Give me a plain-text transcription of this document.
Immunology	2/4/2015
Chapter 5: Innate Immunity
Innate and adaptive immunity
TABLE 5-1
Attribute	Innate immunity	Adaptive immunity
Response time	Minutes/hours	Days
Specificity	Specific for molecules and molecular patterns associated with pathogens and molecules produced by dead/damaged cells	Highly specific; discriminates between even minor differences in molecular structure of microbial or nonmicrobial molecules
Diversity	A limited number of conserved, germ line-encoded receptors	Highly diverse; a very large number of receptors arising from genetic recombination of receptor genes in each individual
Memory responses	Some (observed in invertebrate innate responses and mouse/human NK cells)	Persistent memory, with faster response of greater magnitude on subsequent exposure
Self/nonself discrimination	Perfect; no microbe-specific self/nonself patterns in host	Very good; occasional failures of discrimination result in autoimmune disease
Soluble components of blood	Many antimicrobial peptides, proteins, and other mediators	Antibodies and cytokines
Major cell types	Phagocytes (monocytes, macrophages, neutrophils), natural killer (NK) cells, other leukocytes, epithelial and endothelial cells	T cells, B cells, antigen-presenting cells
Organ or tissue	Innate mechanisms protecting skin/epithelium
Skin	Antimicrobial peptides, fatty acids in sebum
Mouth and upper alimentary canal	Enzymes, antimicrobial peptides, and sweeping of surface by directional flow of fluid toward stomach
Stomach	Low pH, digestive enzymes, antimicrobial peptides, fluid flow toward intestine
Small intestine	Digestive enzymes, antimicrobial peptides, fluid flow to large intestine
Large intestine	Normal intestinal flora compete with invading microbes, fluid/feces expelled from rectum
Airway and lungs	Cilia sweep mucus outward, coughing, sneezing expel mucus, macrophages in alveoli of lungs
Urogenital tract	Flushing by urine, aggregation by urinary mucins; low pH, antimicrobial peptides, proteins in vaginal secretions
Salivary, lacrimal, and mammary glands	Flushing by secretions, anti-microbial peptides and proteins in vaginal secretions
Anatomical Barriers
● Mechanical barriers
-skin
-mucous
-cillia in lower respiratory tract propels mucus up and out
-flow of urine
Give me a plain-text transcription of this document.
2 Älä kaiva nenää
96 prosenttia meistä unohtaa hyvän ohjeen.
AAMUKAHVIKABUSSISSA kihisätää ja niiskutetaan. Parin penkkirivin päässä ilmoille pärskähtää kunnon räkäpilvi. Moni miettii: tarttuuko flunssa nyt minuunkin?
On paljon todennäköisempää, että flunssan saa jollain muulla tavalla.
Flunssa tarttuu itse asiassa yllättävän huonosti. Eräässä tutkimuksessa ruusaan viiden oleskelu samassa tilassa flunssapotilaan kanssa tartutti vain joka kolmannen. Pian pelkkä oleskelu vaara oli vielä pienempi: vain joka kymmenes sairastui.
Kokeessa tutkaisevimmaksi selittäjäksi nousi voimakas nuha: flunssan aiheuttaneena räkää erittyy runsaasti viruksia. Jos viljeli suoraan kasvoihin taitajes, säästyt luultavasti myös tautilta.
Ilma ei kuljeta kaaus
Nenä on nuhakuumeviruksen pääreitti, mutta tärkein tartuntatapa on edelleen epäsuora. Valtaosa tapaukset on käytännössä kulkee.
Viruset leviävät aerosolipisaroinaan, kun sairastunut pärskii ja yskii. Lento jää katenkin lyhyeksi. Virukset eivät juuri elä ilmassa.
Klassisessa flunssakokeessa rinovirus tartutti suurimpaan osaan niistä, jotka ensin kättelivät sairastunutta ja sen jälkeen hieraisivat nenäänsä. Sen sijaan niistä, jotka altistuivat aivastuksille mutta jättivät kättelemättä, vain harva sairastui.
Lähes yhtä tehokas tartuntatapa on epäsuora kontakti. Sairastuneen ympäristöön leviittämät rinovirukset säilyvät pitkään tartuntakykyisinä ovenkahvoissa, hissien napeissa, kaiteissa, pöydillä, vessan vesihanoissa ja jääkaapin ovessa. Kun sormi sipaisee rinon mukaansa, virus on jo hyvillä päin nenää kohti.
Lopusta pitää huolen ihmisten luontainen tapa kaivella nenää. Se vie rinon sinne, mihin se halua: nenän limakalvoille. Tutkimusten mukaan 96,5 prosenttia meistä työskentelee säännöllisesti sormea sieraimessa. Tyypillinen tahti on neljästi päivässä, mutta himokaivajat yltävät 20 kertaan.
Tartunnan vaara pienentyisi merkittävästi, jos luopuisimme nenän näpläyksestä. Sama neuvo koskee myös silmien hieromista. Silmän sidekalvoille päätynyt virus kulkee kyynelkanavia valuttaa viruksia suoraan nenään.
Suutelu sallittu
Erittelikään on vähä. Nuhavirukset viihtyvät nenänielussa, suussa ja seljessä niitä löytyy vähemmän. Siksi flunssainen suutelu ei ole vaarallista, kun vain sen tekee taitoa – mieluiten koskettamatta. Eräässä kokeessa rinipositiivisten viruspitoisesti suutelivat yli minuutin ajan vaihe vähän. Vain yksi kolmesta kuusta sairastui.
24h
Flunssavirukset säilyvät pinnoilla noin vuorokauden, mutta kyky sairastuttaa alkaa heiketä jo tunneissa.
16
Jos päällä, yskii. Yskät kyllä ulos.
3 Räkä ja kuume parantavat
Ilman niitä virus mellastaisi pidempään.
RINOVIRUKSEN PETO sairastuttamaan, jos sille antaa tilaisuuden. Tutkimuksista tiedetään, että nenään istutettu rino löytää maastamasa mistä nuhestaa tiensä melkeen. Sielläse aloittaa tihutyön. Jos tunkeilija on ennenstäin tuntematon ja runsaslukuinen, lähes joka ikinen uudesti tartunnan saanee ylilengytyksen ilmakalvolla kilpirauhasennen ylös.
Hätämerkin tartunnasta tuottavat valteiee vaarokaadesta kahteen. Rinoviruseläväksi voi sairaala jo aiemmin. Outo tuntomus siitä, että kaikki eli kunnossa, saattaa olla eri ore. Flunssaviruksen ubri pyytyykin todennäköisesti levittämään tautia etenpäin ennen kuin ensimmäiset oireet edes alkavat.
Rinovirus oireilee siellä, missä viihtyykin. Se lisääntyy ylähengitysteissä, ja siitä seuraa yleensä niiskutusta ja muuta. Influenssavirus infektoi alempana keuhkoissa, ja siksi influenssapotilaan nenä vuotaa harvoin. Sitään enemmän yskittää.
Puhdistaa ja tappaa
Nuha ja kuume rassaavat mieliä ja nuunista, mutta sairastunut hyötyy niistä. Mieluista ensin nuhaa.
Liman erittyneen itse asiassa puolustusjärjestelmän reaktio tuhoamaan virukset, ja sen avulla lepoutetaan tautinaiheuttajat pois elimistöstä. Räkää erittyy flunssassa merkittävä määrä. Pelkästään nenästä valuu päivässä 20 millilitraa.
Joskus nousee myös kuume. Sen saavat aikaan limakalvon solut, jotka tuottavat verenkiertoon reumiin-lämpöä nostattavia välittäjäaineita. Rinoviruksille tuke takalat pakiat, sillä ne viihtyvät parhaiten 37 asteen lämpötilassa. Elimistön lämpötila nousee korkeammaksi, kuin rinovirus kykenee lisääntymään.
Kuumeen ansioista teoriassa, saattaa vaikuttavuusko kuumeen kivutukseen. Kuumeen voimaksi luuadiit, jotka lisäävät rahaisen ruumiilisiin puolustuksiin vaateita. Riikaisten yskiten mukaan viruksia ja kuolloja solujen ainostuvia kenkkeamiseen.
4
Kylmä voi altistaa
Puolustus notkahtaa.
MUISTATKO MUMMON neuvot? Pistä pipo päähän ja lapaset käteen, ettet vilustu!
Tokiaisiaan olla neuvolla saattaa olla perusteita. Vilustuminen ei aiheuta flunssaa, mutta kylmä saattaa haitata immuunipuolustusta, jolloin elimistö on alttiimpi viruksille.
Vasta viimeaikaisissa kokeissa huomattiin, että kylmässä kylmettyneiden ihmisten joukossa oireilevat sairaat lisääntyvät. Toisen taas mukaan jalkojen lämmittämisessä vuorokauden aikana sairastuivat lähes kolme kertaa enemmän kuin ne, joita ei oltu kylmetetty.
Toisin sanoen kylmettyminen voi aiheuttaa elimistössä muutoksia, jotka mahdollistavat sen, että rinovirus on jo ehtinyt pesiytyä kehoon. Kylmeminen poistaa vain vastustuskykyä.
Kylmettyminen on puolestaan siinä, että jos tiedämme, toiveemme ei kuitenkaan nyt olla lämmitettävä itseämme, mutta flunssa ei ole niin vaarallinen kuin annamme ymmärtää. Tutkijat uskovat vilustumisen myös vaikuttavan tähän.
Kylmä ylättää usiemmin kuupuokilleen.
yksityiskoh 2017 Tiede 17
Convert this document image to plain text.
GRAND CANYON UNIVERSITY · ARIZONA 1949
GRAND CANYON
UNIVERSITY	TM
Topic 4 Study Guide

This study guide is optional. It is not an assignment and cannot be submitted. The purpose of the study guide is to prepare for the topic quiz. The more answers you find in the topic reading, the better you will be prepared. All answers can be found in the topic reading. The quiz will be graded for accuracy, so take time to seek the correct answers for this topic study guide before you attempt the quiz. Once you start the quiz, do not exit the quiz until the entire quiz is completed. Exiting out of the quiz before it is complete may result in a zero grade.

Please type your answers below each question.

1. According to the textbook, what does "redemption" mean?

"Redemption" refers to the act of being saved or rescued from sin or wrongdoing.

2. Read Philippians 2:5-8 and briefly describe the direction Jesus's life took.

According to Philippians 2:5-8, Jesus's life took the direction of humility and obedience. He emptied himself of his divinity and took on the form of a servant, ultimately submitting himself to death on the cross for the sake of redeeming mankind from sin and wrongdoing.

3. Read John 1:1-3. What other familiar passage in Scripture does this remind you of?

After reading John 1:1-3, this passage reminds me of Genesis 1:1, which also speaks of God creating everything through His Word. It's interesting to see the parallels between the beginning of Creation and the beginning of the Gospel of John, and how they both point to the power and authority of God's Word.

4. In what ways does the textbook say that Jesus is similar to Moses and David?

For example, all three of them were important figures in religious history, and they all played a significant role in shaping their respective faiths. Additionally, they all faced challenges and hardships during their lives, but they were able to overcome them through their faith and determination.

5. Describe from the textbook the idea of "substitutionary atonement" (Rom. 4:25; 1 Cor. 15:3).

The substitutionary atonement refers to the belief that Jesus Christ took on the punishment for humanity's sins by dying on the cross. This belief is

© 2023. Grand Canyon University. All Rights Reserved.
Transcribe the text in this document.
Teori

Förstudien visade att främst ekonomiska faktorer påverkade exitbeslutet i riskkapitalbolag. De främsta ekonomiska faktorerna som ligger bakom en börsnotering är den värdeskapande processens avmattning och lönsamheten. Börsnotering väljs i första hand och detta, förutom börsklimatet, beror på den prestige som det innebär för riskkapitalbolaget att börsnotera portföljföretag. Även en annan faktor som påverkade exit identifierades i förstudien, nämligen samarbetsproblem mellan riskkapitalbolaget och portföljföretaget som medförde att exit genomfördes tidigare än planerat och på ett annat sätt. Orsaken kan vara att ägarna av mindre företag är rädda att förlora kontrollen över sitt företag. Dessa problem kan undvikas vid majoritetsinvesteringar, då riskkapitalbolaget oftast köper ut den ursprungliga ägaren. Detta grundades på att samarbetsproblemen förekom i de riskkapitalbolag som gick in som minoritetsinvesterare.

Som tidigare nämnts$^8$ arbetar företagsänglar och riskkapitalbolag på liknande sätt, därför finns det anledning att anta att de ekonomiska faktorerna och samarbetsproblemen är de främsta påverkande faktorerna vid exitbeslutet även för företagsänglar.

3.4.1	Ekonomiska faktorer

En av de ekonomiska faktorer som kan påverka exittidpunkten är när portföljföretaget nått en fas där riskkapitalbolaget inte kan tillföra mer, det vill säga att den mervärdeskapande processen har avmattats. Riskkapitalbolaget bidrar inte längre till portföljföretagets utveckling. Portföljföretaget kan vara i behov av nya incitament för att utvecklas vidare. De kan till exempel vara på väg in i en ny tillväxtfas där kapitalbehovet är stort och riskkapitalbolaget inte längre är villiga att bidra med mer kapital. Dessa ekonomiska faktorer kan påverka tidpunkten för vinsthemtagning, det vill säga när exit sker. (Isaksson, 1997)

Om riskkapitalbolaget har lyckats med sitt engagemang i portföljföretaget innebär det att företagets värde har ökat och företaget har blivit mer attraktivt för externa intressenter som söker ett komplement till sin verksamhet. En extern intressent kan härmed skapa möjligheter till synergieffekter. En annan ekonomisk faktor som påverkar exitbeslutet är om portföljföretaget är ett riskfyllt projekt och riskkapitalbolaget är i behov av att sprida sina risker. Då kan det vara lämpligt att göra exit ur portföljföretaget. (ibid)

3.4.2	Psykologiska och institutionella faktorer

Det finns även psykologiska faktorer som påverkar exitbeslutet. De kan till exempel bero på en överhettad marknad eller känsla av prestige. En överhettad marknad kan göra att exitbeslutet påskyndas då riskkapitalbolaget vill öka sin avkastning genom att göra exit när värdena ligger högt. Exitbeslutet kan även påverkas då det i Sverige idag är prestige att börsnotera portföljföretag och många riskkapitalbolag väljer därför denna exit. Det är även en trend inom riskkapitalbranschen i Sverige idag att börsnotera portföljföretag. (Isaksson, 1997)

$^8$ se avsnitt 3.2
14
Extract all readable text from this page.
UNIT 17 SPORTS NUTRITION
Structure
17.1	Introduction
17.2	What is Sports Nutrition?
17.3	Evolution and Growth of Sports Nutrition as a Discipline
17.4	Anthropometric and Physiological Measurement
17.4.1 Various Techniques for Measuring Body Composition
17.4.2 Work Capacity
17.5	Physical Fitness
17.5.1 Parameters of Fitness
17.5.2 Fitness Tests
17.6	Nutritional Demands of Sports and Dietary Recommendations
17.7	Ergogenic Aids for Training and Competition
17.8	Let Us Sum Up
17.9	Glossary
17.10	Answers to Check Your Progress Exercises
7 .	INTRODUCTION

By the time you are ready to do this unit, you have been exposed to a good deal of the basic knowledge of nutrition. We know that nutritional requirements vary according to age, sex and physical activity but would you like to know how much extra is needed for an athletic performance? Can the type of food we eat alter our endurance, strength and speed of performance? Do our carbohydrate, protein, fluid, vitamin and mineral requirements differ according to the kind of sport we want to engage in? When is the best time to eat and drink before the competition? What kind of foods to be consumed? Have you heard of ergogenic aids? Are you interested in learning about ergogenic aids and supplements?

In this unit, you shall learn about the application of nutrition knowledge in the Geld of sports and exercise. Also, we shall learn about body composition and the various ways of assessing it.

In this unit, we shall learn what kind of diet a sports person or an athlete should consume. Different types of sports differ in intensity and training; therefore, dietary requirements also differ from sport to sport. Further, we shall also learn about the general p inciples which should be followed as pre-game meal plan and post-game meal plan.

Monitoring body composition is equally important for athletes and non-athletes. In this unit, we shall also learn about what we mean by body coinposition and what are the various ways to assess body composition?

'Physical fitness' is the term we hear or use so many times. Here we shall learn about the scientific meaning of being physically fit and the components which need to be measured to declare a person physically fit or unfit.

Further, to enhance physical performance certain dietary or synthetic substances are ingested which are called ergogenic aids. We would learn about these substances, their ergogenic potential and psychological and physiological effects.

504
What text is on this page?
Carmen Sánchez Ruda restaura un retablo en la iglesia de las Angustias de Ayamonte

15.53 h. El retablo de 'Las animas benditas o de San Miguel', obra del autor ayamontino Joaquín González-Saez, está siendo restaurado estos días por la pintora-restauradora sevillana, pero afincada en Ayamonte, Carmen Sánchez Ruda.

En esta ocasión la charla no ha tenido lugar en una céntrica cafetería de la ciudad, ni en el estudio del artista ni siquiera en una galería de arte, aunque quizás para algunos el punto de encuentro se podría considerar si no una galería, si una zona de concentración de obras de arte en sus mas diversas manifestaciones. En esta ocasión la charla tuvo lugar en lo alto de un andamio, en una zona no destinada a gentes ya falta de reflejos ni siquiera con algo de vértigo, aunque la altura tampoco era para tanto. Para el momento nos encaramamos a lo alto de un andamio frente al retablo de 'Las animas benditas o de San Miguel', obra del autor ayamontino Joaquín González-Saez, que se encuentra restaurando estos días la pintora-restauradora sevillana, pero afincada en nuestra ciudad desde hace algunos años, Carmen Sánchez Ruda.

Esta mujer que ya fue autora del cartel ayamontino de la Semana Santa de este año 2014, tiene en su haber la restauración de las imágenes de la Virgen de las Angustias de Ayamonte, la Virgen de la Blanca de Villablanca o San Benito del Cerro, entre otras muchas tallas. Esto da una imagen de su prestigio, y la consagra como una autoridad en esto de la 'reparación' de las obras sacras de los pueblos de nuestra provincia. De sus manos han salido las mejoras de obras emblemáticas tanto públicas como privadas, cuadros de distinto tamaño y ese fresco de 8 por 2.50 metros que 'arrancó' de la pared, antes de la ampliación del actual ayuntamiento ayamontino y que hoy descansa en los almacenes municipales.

- TASK ITEM -
Show all lines from the data that contain "each".

- OUTPUT FOR THIS TASK -
Diversity	A limited number of conserved, germ line-encoded receptors	Highly diverse; a very large number of receptors arising from genetic recombination of receptor genes in each individual
Please type your answers below each question.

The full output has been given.